- WHAT THE EXERCISE ASKS:
In the material below, find each line holding the string "Réalisations" and copy it.
===== DATASET EXTRACT =====
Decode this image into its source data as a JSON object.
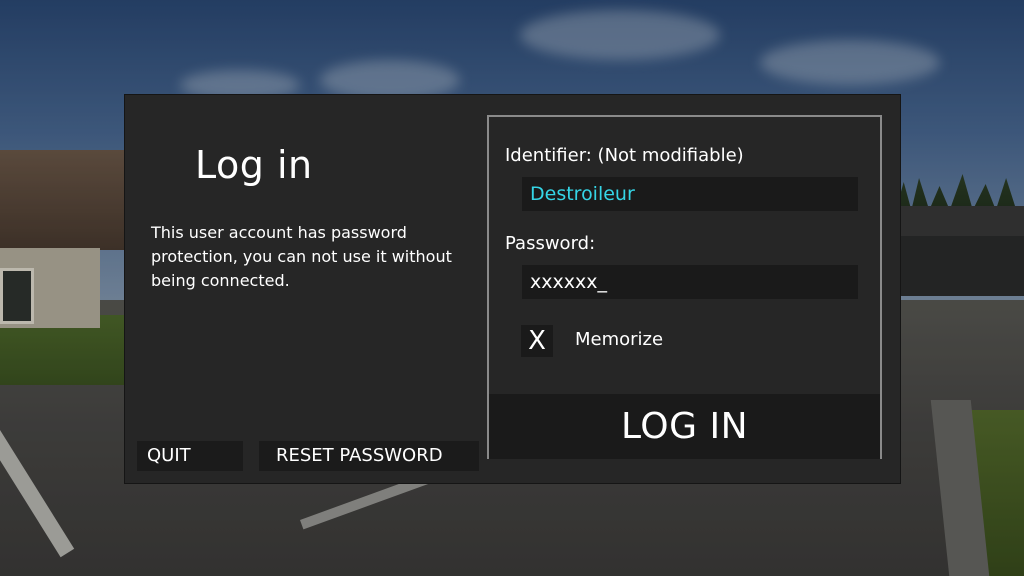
{
  "dialog": {
    "title": "Log in",
    "info": "This user account has password protection, you can not use it without being connected.",
    "quit_label": "QUIT",
    "reset_password_label": "RESET PASSWORD"
  },
  "login_panel": {
    "identifier_label": "Identifier: (Not modifiable)",
    "identifier_value": "Destroileur",
    "password_label": "Password:",
    "password_value": "xxxxxx_",
    "memorize_checked_mark": "X",
    "memorize_label": "Memorize",
    "login_button_label": "LOG IN"
  },
  "colors": {
    "identifier_text": "#35d5e6",
    "dialog_bg": "#262626",
    "field_bg": "#1a1a1a"
  }
}
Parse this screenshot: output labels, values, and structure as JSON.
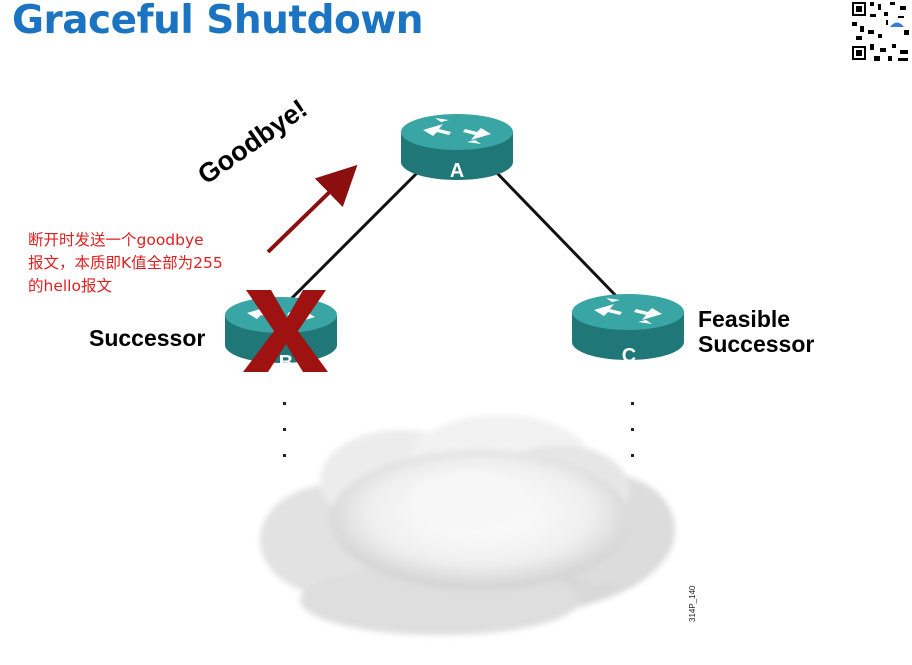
{
  "title": "Graceful Shutdown",
  "routers": {
    "a": "A",
    "b": "B",
    "c": "C"
  },
  "labels": {
    "successor": "Successor",
    "feasible_line1": "Feasible",
    "feasible_line2": "Successor",
    "goodbye": "Goodbye!",
    "figure_code": "314P_140"
  },
  "note": {
    "line1": "断开时发送一个goodbye",
    "line2": "报文，本质即K值全部为255",
    "line3": "的hello报文"
  },
  "colors": {
    "title": "#1a74c2",
    "router": "#2a8f8f",
    "arrow": "#8b0f0f",
    "x_mark": "#a01010",
    "note": "#e02020"
  }
}
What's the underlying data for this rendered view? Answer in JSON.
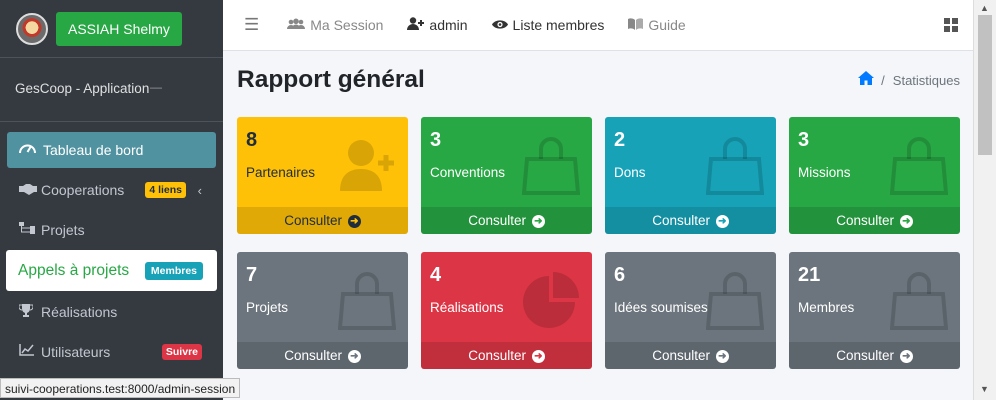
{
  "sidebar": {
    "user_button": "ASSIAH Shelmy",
    "app_label": "GesCoop - Application",
    "items": [
      {
        "label": "Tableau de bord",
        "icon": "tachometer-icon"
      },
      {
        "label": "Cooperations",
        "icon": "handshake-icon",
        "badge": "4 liens"
      },
      {
        "label": "Projets",
        "icon": "sitemap-icon"
      },
      {
        "label": "Appels à projets",
        "badge": "Membres"
      },
      {
        "label": "Réalisations",
        "icon": "trophy-icon"
      },
      {
        "label": "Utilisateurs",
        "icon": "chart-line-icon",
        "badge": "Suivre"
      }
    ]
  },
  "topnav": {
    "session": "Ma Session",
    "admin": "admin",
    "members": "Liste membres",
    "guide": "Guide"
  },
  "page": {
    "title": "Rapport général",
    "breadcrumb": "Statistiques"
  },
  "boxes": [
    {
      "count": "8",
      "label": "Partenaires",
      "footer": "Consulter",
      "color": "#ffc107",
      "icon": "user-plus-icon"
    },
    {
      "count": "3",
      "label": "Conventions",
      "footer": "Consulter",
      "color": "#28a745",
      "icon": "shopping-bag-icon"
    },
    {
      "count": "2",
      "label": "Dons",
      "footer": "Consulter",
      "color": "#17a2b8",
      "icon": "shopping-bag-icon"
    },
    {
      "count": "3",
      "label": "Missions",
      "footer": "Consulter",
      "color": "#28a745",
      "icon": "shopping-bag-icon"
    },
    {
      "count": "7",
      "label": "Projets",
      "footer": "Consulter",
      "color": "#6c757d",
      "icon": "shopping-bag-icon"
    },
    {
      "count": "4",
      "label": "Réalisations",
      "footer": "Consulter",
      "color": "#dc3545",
      "icon": "pie-chart-icon"
    },
    {
      "count": "6",
      "label": "Idées soumises",
      "footer": "Consulter",
      "color": "#6c757d",
      "icon": "shopping-bag-icon"
    },
    {
      "count": "21",
      "label": "Membres",
      "footer": "Consulter",
      "color": "#6c757d",
      "icon": "shopping-bag-icon"
    }
  ],
  "status_url": "suivi-cooperations.test:8000/admin-session"
}
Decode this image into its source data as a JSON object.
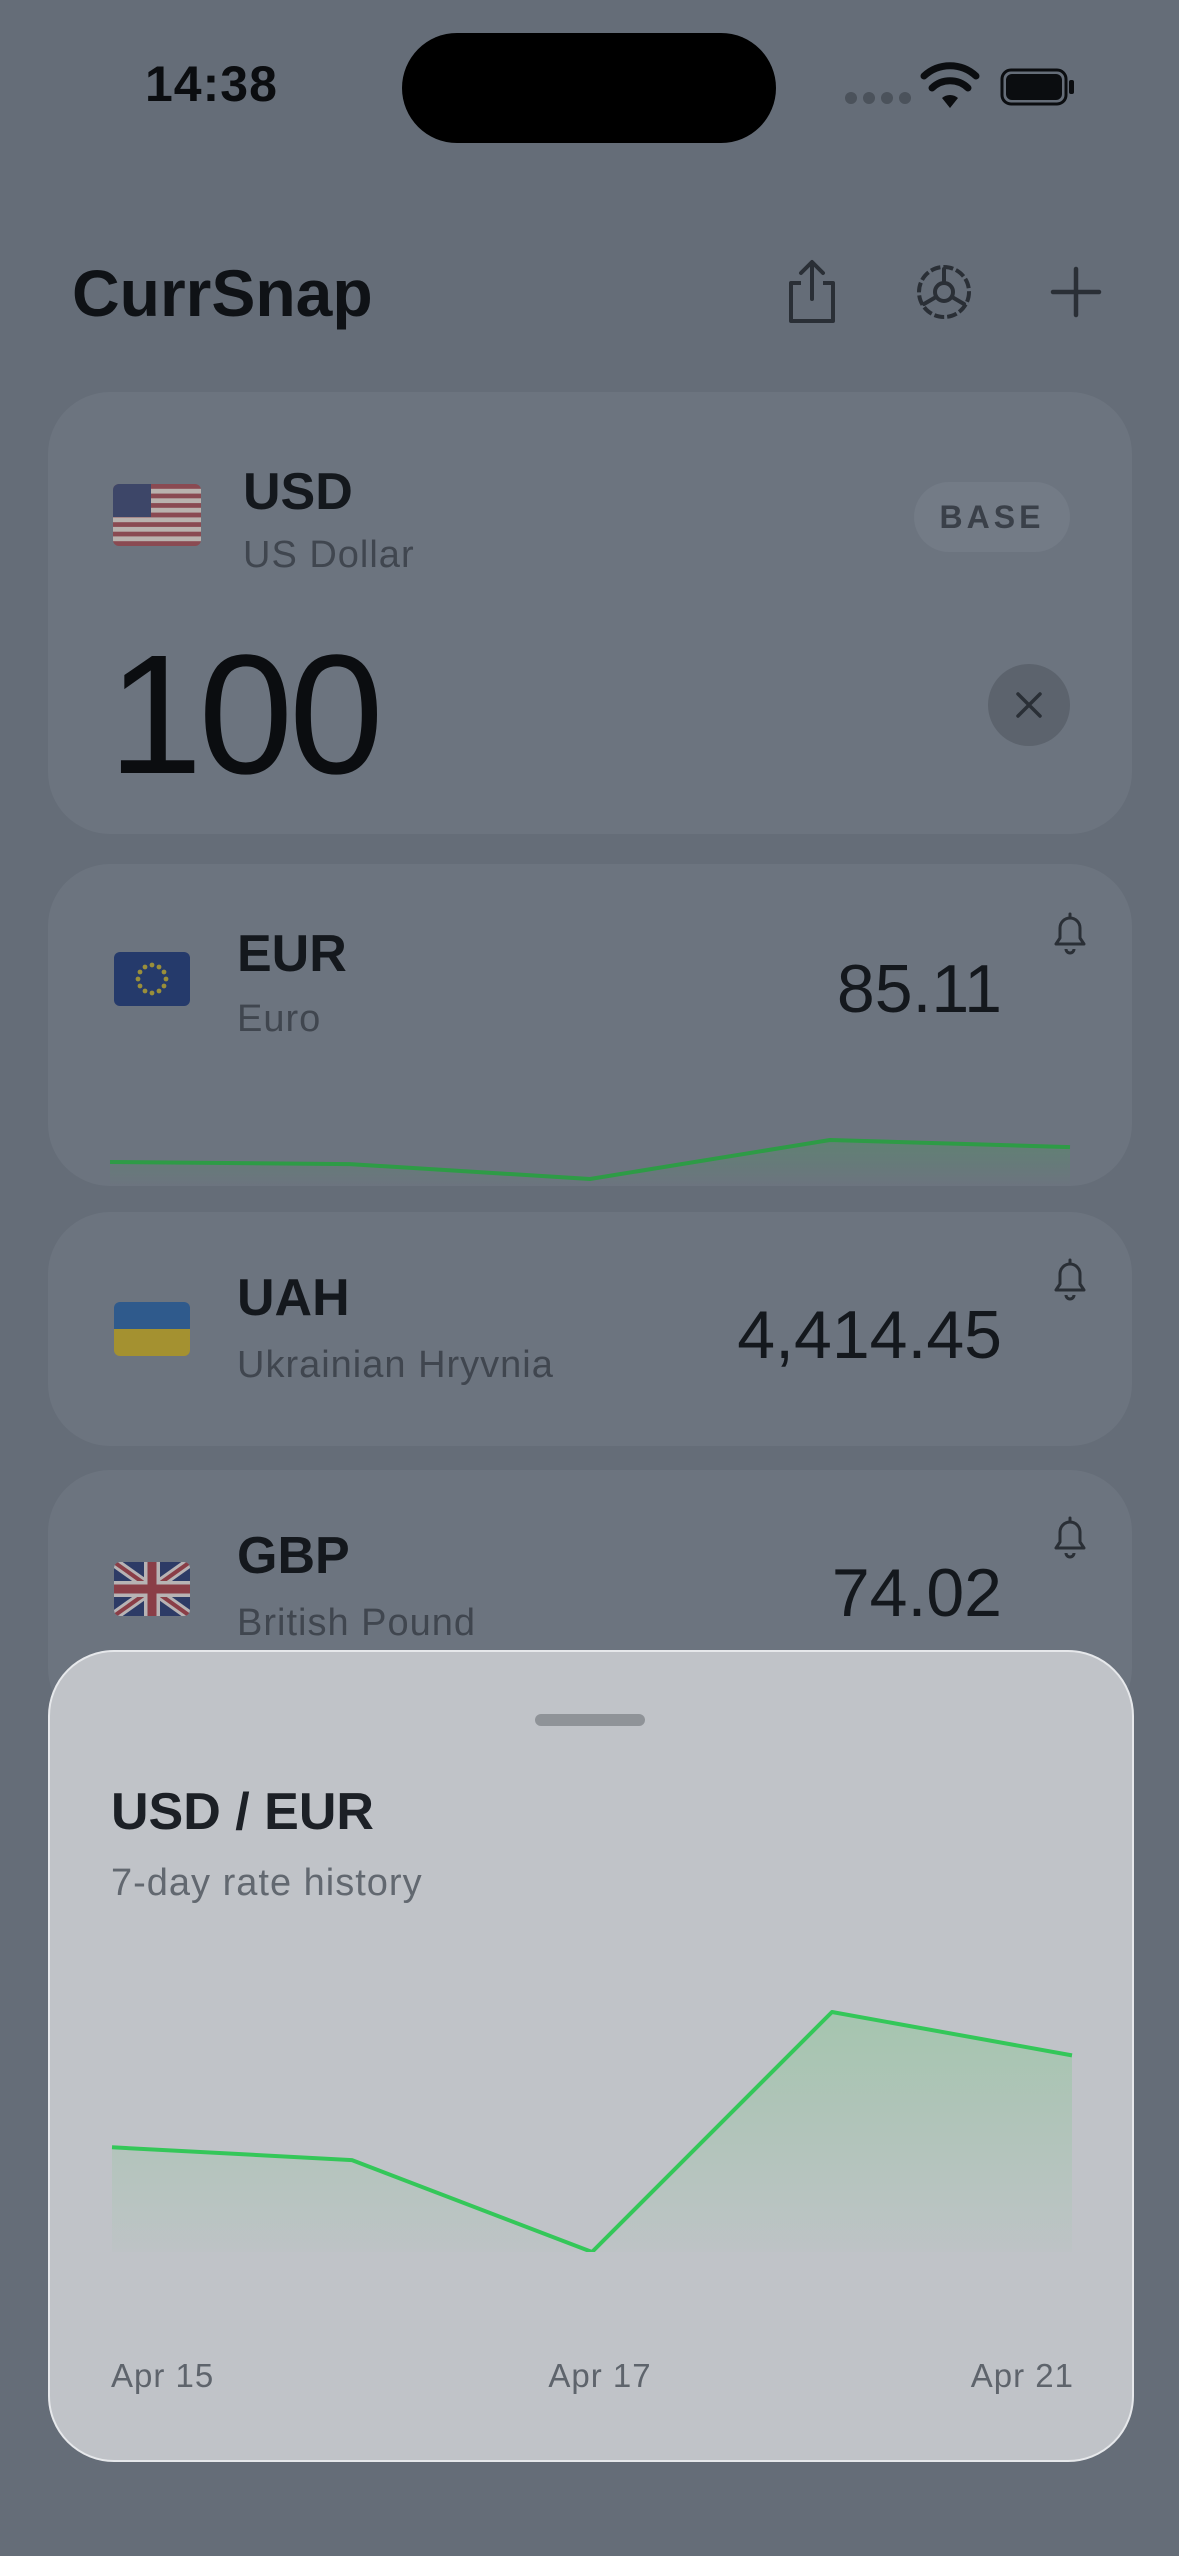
{
  "status_bar": {
    "time": "14:38"
  },
  "header": {
    "title": "CurrSnap"
  },
  "base": {
    "code": "USD",
    "name": "US Dollar",
    "badge": "BASE",
    "amount": "100"
  },
  "rows": [
    {
      "code": "EUR",
      "name": "Euro",
      "value": "85.11"
    },
    {
      "code": "UAH",
      "name": "Ukrainian Hryvnia",
      "value": "4,414.45"
    },
    {
      "code": "GBP",
      "name": "British Pound",
      "value": "74.02"
    }
  ],
  "sheet": {
    "title": "USD / EUR",
    "subtitle": "7-day rate history"
  },
  "chart_data": {
    "type": "area",
    "x_ticks": [
      "Apr 15",
      "Apr 17",
      "Apr 21"
    ],
    "values": [
      0.8525,
      0.852,
      0.8484,
      0.8578,
      0.8561
    ],
    "line_color": "#34c759"
  },
  "colors": {
    "positive": "#2e9b46",
    "background_dim": "#656d78"
  }
}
=====
- EXERCISE ANSWER:
        "label": "Réalisations",
      "label": "Réalisations",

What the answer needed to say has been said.